_Data records_
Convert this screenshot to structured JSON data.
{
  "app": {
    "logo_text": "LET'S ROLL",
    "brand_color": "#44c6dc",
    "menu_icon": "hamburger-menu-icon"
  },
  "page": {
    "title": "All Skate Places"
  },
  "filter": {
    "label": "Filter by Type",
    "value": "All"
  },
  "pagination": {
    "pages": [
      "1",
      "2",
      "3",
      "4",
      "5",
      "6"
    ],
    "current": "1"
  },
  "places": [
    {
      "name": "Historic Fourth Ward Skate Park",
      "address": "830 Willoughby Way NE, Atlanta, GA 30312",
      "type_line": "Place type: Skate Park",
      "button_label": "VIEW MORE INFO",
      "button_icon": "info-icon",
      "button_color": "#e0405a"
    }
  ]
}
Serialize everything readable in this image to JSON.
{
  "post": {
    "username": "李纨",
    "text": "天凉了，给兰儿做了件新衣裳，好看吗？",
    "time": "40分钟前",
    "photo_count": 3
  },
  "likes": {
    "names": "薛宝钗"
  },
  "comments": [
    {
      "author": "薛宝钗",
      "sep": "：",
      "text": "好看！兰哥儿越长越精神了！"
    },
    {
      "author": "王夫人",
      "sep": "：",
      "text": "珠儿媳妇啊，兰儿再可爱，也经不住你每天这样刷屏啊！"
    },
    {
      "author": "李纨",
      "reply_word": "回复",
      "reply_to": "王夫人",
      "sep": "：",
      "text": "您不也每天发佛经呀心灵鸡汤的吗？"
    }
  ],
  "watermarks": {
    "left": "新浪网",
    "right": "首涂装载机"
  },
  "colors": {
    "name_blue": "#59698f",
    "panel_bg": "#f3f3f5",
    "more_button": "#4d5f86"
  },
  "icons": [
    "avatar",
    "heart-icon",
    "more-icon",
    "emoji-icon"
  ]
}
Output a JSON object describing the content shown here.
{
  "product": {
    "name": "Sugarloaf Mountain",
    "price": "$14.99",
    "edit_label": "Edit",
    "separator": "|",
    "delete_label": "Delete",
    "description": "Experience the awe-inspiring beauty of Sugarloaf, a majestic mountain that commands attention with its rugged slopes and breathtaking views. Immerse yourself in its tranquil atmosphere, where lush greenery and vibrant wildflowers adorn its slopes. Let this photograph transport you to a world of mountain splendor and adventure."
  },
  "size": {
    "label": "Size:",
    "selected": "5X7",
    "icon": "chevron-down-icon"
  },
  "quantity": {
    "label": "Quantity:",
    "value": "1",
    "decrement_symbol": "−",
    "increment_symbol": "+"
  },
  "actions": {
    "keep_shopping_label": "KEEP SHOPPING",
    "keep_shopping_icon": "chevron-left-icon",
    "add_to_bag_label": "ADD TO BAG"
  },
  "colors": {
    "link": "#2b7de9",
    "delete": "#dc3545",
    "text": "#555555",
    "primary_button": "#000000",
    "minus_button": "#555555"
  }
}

_Exercise brief_
Output an exact copy of each record.

_Full answer_
Convert this screenshot to structured JSON data.
{
  "app": {
    "logo_text": "LET'S ROLL",
    "brand_color": "#44c6dc",
    "menu_icon": "hamburger-menu-icon"
  },
  "page": {
    "title": "All Skate Places"
  },
  "filter": {
    "label": "Filter by Type",
    "value": "All"
  },
  "pagination": {
    "pages": [
      "1",
      "2",
      "3",
      "4",
      "5",
      "6"
    ],
    "current": "1"
  },
  "places": [
    {
      "name": "Historic Fourth Ward Skate Park",
      "address": "830 Willoughby Way NE, Atlanta, GA 30312",
      "type_line": "Place type: Skate Park",
      "button_label": "VIEW MORE INFO",
      "button_icon": "info-icon",
      "button_color": "#e0405a"
    }
  ]
}
Serialize everything readable in this image to JSON.
{
  "post": {
    "username": "李纨",
    "text": "天凉了，给兰儿做了件新衣裳，好看吗？",
    "time": "40分钟前",
    "photo_count": 3
  },
  "likes": {
    "names": "薛宝钗"
  },
  "comments": [
    {
      "author": "薛宝钗",
      "sep": "：",
      "text": "好看！兰哥儿越长越精神了！"
    },
    {
      "author": "王夫人",
      "sep": "：",
      "text": "珠儿媳妇啊，兰儿再可爱，也经不住你每天这样刷屏啊！"
    },
    {
      "author": "李纨",
      "reply_word": "回复",
      "reply_to": "王夫人",
      "sep": "：",
      "text": "您不也每天发佛经呀心灵鸡汤的吗？"
    }
  ],
  "watermarks": {
    "left": "新浪网",
    "right": "首涂装载机"
  },
  "colors": {
    "name_blue": "#59698f",
    "panel_bg": "#f3f3f5",
    "more_button": "#4d5f86"
  },
  "icons": [
    "avatar",
    "heart-icon",
    "more-icon",
    "emoji-icon"
  ]
}
Output a JSON object describing the content shown here.
{
  "product": {
    "name": "Sugarloaf Mountain",
    "price": "$14.99",
    "edit_label": "Edit",
    "separator": "|",
    "delete_label": "Delete",
    "description": "Experience the awe-inspiring beauty of Sugarloaf, a majestic mountain that commands attention with its rugged slopes and breathtaking views. Immerse yourself in its tranquil atmosphere, where lush greenery and vibrant wildflowers adorn its slopes. Let this photograph transport you to a world of mountain splendor and adventure."
  },
  "size": {
    "label": "Size:",
    "selected": "5X7",
    "icon": "chevron-down-icon"
  },
  "quantity": {
    "label": "Quantity:",
    "value": "1",
    "decrement_symbol": "−",
    "increment_symbol": "+"
  },
  "actions": {
    "keep_shopping_label": "KEEP SHOPPING",
    "keep_shopping_icon": "chevron-left-icon",
    "add_to_bag_label": "ADD TO BAG"
  },
  "colors": {
    "link": "#2b7de9",
    "delete": "#dc3545",
    "text": "#555555",
    "primary_button": "#000000",
    "minus_button": "#555555"
  }
}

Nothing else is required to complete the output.